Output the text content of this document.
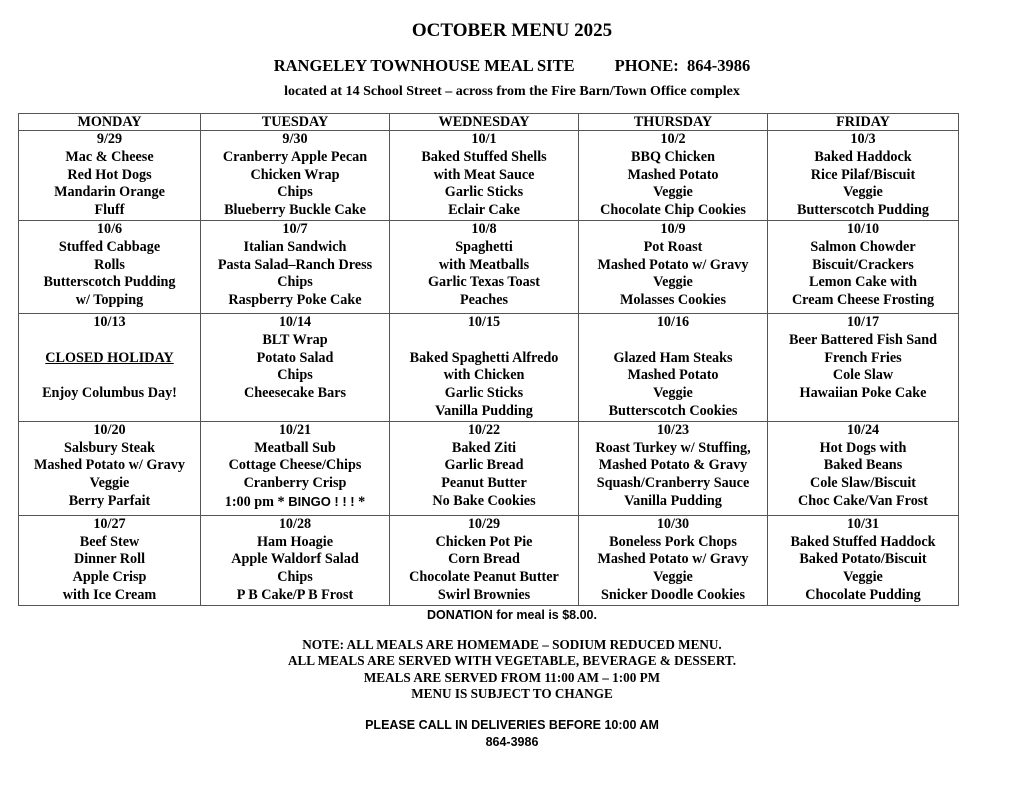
OCTOBER MENU 2025
RANGELEY TOWNHOUSE MEAL SITE PHONE:  864-3986
located at 14 School Street – across from the Fire Barn/Town Office complex
MONDAY	TUESDAY	WEDNESDAY	THURSDAY	FRIDAY

9/29
Mac & Cheese
Red Hot Dogs
Mandarin Orange
Fluff	9/30
Cranberry Apple Pecan
Chicken Wrap
Chips
Blueberry Buckle Cake	10/1
Baked Stuffed Shells
with Meat Sauce
Garlic Sticks
Eclair Cake	10/2
BBQ Chicken
Mashed Potato
Veggie
Chocolate Chip Cookies	10/3
Baked Haddock
Rice Pilaf/Biscuit
Veggie
Butterscotch Pudding

10/6
Stuffed Cabbage
Rolls
Butterscotch Pudding
w/ Topping	10/7
Italian Sandwich
Pasta Salad–Ranch Dress
Chips
Raspberry Poke Cake	10/8
Spaghetti
with Meatballs
Garlic Texas Toast
Peaches	10/9
Pot Roast
Mashed Potato w/ Gravy
Veggie
Molasses Cookies	10/10
Salmon Chowder
Biscuit/Crackers
Lemon Cake with
Cream Cheese Frosting

10/13
CLOSED HOLIDAY
Enjoy Columbus Day!	10/14
BLT Wrap
Potato Salad
Chips
Cheesecake Bars	10/15
Baked Spaghetti Alfredo
with Chicken
Garlic Sticks
Vanilla Pudding	10/16
Glazed Ham Steaks
Mashed Potato
Veggie
Butterscotch Cookies	10/17
Beer Battered Fish Sand
French Fries
Cole Slaw
Hawaiian Poke Cake

10/20
Salsbury Steak
Mashed Potato w/ Gravy
Veggie
Berry Parfait	10/21
Meatball Sub
Cottage Cheese/Chips
Cranberry Crisp
1:00 pm * BINGO ! ! ! *	10/22
Baked Ziti
Garlic Bread
Peanut Butter
No Bake Cookies	10/23
Roast Turkey w/ Stuffing,
Mashed Potato & Gravy
Squash/Cranberry Sauce
Vanilla Pudding	10/24
Hot Dogs with
Baked Beans
Cole Slaw/Biscuit
Choc Cake/Van Frost

10/27
Beef Stew
Dinner Roll
Apple Crisp
with Ice Cream	10/28
Ham Hoagie
Apple Waldorf Salad
Chips
P B Cake/P B Frost	10/29
Chicken Pot Pie
Corn Bread
Chocolate Peanut Butter
Swirl Brownies	10/30
Boneless Pork Chops
Mashed Potato w/ Gravy
Veggie
Snicker Doodle Cookies	10/31
Baked Stuffed Haddock
Baked Potato/Biscuit
Veggie
Chocolate Pudding
DONATION for meal is $8.00.
NOTE: ALL MEALS ARE HOMEMADE – SODIUM REDUCED MENU.
ALL MEALS ARE SERVED WITH VEGETABLE, BEVERAGE & DESSERT.
MEALS ARE SERVED FROM 11:00 AM – 1:00 PM
MENU IS SUBJECT TO CHANGE
PLEASE CALL IN DELIVERIES BEFORE 10:00 AM
864-3986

What is needed:
Make an exact copy of every entry above, minus the images.

Answer for the task:
Output the text content of this document.
OCTOBER MENU 2025
RANGELEY TOWNHOUSE MEAL SITE PHONE:  864-3986
located at 14 School Street – across from the Fire Barn/Town Office complex
MONDAY	TUESDAY	WEDNESDAY	THURSDAY	FRIDAY

9/29
Mac & Cheese
Red Hot Dogs
Mandarin Orange
Fluff	9/30
Cranberry Apple Pecan
Chicken Wrap
Chips
Blueberry Buckle Cake	10/1
Baked Stuffed Shells
with Meat Sauce
Garlic Sticks
Eclair Cake	10/2
BBQ Chicken
Mashed Potato
Veggie
Chocolate Chip Cookies	10/3
Baked Haddock
Rice Pilaf/Biscuit
Veggie
Butterscotch Pudding

10/6
Stuffed Cabbage
Rolls
Butterscotch Pudding
w/ Topping	10/7
Italian Sandwich
Pasta Salad–Ranch Dress
Chips
Raspberry Poke Cake	10/8
Spaghetti
with Meatballs
Garlic Texas Toast
Peaches	10/9
Pot Roast
Mashed Potato w/ Gravy
Veggie
Molasses Cookies	10/10
Salmon Chowder
Biscuit/Crackers
Lemon Cake with
Cream Cheese Frosting

10/13
CLOSED HOLIDAY
Enjoy Columbus Day!	10/14
BLT Wrap
Potato Salad
Chips
Cheesecake Bars	10/15
Baked Spaghetti Alfredo
with Chicken
Garlic Sticks
Vanilla Pudding	10/16
Glazed Ham Steaks
Mashed Potato
Veggie
Butterscotch Cookies	10/17
Beer Battered Fish Sand
French Fries
Cole Slaw
Hawaiian Poke Cake

10/20
Salsbury Steak
Mashed Potato w/ Gravy
Veggie
Berry Parfait	10/21
Meatball Sub
Cottage Cheese/Chips
Cranberry Crisp
1:00 pm * BINGO ! ! ! *	10/22
Baked Ziti
Garlic Bread
Peanut Butter
No Bake Cookies	10/23
Roast Turkey w/ Stuffing,
Mashed Potato & Gravy
Squash/Cranberry Sauce
Vanilla Pudding	10/24
Hot Dogs with
Baked Beans
Cole Slaw/Biscuit
Choc Cake/Van Frost

10/27
Beef Stew
Dinner Roll
Apple Crisp
with Ice Cream	10/28
Ham Hoagie
Apple Waldorf Salad
Chips
P B Cake/P B Frost	10/29
Chicken Pot Pie
Corn Bread
Chocolate Peanut Butter
Swirl Brownies	10/30
Boneless Pork Chops
Mashed Potato w/ Gravy
Veggie
Snicker Doodle Cookies	10/31
Baked Stuffed Haddock
Baked Potato/Biscuit
Veggie
Chocolate Pudding
DONATION for meal is $8.00.
NOTE: ALL MEALS ARE HOMEMADE – SODIUM REDUCED MENU.
ALL MEALS ARE SERVED WITH VEGETABLE, BEVERAGE & DESSERT.
MEALS ARE SERVED FROM 11:00 AM – 1:00 PM
MENU IS SUBJECT TO CHANGE
PLEASE CALL IN DELIVERIES BEFORE 10:00 AM
864-3986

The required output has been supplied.